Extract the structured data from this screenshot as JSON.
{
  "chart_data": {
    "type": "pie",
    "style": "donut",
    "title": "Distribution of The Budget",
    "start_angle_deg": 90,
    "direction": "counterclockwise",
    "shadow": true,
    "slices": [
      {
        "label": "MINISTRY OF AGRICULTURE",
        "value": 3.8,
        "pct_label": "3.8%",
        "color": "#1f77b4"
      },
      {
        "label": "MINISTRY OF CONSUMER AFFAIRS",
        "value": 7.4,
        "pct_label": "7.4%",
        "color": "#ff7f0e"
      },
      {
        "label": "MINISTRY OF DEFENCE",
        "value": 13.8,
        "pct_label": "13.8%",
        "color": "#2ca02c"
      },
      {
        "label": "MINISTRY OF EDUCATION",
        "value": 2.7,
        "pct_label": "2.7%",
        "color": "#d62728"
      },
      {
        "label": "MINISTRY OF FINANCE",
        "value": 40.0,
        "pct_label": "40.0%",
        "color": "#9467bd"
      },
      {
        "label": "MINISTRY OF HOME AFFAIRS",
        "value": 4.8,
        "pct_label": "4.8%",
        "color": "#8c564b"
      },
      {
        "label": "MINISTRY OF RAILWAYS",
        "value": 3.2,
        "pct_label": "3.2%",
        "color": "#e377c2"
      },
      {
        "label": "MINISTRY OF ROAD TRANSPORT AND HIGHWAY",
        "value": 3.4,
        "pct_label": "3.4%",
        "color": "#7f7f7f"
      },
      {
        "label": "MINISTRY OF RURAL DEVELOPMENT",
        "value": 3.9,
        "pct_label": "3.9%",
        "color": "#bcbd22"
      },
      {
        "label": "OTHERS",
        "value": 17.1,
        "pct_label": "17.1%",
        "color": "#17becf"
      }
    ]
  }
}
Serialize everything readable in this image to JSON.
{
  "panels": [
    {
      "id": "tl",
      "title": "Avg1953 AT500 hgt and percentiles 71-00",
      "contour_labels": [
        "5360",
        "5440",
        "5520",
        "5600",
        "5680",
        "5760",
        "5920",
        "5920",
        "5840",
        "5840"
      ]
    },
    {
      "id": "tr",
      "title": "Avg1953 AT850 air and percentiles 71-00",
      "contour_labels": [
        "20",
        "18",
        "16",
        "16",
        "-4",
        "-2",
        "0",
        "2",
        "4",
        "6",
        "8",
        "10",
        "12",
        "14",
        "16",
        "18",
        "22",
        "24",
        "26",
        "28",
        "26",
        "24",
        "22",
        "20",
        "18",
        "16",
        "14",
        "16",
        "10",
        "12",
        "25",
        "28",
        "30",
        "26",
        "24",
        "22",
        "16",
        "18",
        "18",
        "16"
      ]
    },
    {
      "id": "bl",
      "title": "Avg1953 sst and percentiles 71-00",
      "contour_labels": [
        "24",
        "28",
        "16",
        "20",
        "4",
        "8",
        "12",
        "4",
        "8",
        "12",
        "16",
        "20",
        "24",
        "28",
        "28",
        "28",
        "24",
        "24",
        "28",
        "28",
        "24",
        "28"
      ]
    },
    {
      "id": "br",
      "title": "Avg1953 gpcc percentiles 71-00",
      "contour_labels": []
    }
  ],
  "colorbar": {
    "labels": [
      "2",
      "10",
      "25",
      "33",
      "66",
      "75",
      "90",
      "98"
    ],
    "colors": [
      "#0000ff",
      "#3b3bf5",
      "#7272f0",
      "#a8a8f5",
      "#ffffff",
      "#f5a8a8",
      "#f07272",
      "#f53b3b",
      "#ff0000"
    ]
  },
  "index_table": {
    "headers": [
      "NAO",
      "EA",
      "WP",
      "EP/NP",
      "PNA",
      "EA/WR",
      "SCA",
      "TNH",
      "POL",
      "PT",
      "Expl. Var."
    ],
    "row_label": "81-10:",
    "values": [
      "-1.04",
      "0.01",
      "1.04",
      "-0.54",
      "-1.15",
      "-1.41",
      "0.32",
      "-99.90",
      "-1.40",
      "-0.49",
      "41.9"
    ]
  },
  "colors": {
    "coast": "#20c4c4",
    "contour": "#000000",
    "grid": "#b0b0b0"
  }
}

----

§ WHAT IS NEEDED: Reproduce the full listing above, character for character.

§ RESULT FOR THIS TASK:
Extract the structured data from this screenshot as JSON.
{
  "chart_data": {
    "type": "pie",
    "style": "donut",
    "title": "Distribution of The Budget",
    "start_angle_deg": 90,
    "direction": "counterclockwise",
    "shadow": true,
    "slices": [
      {
        "label": "MINISTRY OF AGRICULTURE",
        "value": 3.8,
        "pct_label": "3.8%",
        "color": "#1f77b4"
      },
      {
        "label": "MINISTRY OF CONSUMER AFFAIRS",
        "value": 7.4,
        "pct_label": "7.4%",
        "color": "#ff7f0e"
      },
      {
        "label": "MINISTRY OF DEFENCE",
        "value": 13.8,
        "pct_label": "13.8%",
        "color": "#2ca02c"
      },
      {
        "label": "MINISTRY OF EDUCATION",
        "value": 2.7,
        "pct_label": "2.7%",
        "color": "#d62728"
      },
      {
        "label": "MINISTRY OF FINANCE",
        "value": 40.0,
        "pct_label": "40.0%",
        "color": "#9467bd"
      },
      {
        "label": "MINISTRY OF HOME AFFAIRS",
        "value": 4.8,
        "pct_label": "4.8%",
        "color": "#8c564b"
      },
      {
        "label": "MINISTRY OF RAILWAYS",
        "value": 3.2,
        "pct_label": "3.2%",
        "color": "#e377c2"
      },
      {
        "label": "MINISTRY OF ROAD TRANSPORT AND HIGHWAY",
        "value": 3.4,
        "pct_label": "3.4%",
        "color": "#7f7f7f"
      },
      {
        "label": "MINISTRY OF RURAL DEVELOPMENT",
        "value": 3.9,
        "pct_label": "3.9%",
        "color": "#bcbd22"
      },
      {
        "label": "OTHERS",
        "value": 17.1,
        "pct_label": "17.1%",
        "color": "#17becf"
      }
    ]
  }
}
Serialize everything readable in this image to JSON.
{
  "panels": [
    {
      "id": "tl",
      "title": "Avg1953 AT500 hgt and percentiles 71-00",
      "contour_labels": [
        "5360",
        "5440",
        "5520",
        "5600",
        "5680",
        "5760",
        "5920",
        "5920",
        "5840",
        "5840"
      ]
    },
    {
      "id": "tr",
      "title": "Avg1953 AT850 air and percentiles 71-00",
      "contour_labels": [
        "20",
        "18",
        "16",
        "16",
        "-4",
        "-2",
        "0",
        "2",
        "4",
        "6",
        "8",
        "10",
        "12",
        "14",
        "16",
        "18",
        "22",
        "24",
        "26",
        "28",
        "26",
        "24",
        "22",
        "20",
        "18",
        "16",
        "14",
        "16",
        "10",
        "12",
        "25",
        "28",
        "30",
        "26",
        "24",
        "22",
        "16",
        "18",
        "18",
        "16"
      ]
    },
    {
      "id": "bl",
      "title": "Avg1953 sst and percentiles 71-00",
      "contour_labels": [
        "24",
        "28",
        "16",
        "20",
        "4",
        "8",
        "12",
        "4",
        "8",
        "12",
        "16",
        "20",
        "24",
        "28",
        "28",
        "28",
        "24",
        "24",
        "28",
        "28",
        "24",
        "28"
      ]
    },
    {
      "id": "br",
      "title": "Avg1953 gpcc percentiles 71-00",
      "contour_labels": []
    }
  ],
  "colorbar": {
    "labels": [
      "2",
      "10",
      "25",
      "33",
      "66",
      "75",
      "90",
      "98"
    ],
    "colors": [
      "#0000ff",
      "#3b3bf5",
      "#7272f0",
      "#a8a8f5",
      "#ffffff",
      "#f5a8a8",
      "#f07272",
      "#f53b3b",
      "#ff0000"
    ]
  },
  "index_table": {
    "headers": [
      "NAO",
      "EA",
      "WP",
      "EP/NP",
      "PNA",
      "EA/WR",
      "SCA",
      "TNH",
      "POL",
      "PT",
      "Expl. Var."
    ],
    "row_label": "81-10:",
    "values": [
      "-1.04",
      "0.01",
      "1.04",
      "-0.54",
      "-1.15",
      "-1.41",
      "0.32",
      "-99.90",
      "-1.40",
      "-0.49",
      "41.9"
    ]
  },
  "colors": {
    "coast": "#20c4c4",
    "contour": "#000000",
    "grid": "#b0b0b0"
  }
}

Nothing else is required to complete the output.